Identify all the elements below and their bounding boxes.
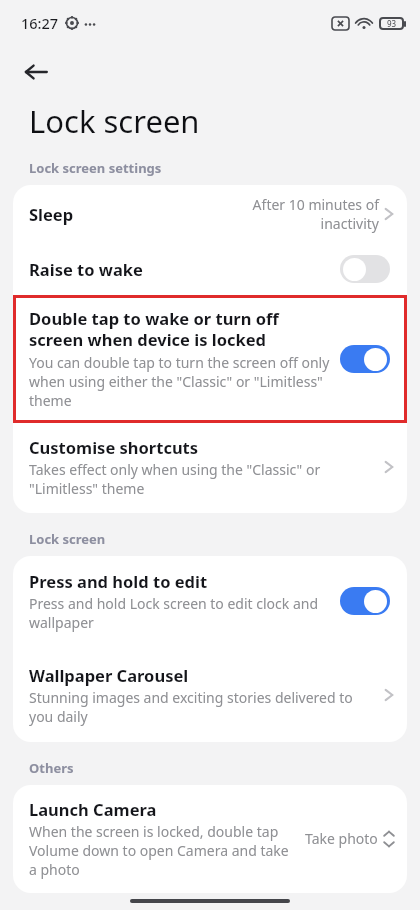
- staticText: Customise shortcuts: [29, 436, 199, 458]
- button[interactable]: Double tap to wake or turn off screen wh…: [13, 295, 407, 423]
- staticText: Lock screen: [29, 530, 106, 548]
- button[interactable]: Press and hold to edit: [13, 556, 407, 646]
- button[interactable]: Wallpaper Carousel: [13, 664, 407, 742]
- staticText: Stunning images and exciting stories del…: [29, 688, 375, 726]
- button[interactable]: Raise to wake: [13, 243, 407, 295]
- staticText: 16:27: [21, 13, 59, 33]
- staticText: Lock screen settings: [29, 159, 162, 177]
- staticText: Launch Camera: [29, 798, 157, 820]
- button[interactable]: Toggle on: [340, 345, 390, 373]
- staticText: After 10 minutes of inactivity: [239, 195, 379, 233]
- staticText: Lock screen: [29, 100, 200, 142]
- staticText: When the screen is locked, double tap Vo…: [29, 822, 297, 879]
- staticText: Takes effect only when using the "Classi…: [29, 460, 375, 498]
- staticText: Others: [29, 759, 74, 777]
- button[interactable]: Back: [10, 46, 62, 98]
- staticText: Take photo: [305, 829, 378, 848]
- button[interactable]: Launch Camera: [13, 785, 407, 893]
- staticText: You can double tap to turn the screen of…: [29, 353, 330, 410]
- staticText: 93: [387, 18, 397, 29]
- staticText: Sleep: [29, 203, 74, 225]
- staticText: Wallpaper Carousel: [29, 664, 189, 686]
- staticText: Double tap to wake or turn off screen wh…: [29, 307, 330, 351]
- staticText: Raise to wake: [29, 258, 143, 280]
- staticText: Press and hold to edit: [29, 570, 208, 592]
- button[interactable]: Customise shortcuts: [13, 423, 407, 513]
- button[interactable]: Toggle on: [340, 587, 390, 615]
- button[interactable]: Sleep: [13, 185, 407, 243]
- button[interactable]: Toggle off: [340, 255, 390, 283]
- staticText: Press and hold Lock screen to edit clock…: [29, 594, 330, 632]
::::::::
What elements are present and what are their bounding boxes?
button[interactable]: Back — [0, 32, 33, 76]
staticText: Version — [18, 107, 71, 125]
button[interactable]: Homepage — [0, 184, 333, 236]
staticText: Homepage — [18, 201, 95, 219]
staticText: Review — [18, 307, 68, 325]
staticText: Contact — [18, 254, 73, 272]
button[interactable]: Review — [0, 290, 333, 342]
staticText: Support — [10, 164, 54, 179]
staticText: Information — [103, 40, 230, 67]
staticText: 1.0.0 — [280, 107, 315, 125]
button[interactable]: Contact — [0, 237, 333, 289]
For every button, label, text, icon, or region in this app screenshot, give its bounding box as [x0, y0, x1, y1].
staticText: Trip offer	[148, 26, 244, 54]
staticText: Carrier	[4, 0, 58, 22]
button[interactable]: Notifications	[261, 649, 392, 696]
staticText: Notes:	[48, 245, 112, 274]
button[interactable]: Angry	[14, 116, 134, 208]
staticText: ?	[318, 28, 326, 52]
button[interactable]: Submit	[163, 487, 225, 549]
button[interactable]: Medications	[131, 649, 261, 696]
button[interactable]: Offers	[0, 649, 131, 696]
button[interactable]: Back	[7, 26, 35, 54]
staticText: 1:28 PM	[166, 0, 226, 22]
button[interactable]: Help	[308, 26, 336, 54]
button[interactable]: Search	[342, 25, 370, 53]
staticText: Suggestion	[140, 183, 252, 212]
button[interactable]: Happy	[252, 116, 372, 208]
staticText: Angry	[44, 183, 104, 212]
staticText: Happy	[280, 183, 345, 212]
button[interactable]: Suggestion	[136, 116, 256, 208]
::::::::
# [Short task]
Render the stretch of material above that opens with the line containing "What elements are" and closes with the line containing "staticText: Review — [18, 307, 68, 325]" as a JSON list of strings, one string per line, with both end lines included and blank lines omitted.

# [Task result]
[
  "What elements are present and what are their bounding boxes?",
  "button[interactable]: Back — [0, 32, 33, 76]",
  "staticText: Version — [18, 107, 71, 125]",
  "button[interactable]: Homepage — [0, 184, 333, 236]",
  "staticText: Homepage — [18, 201, 95, 219]",
  "staticText: Review — [18, 307, 68, 325]"
]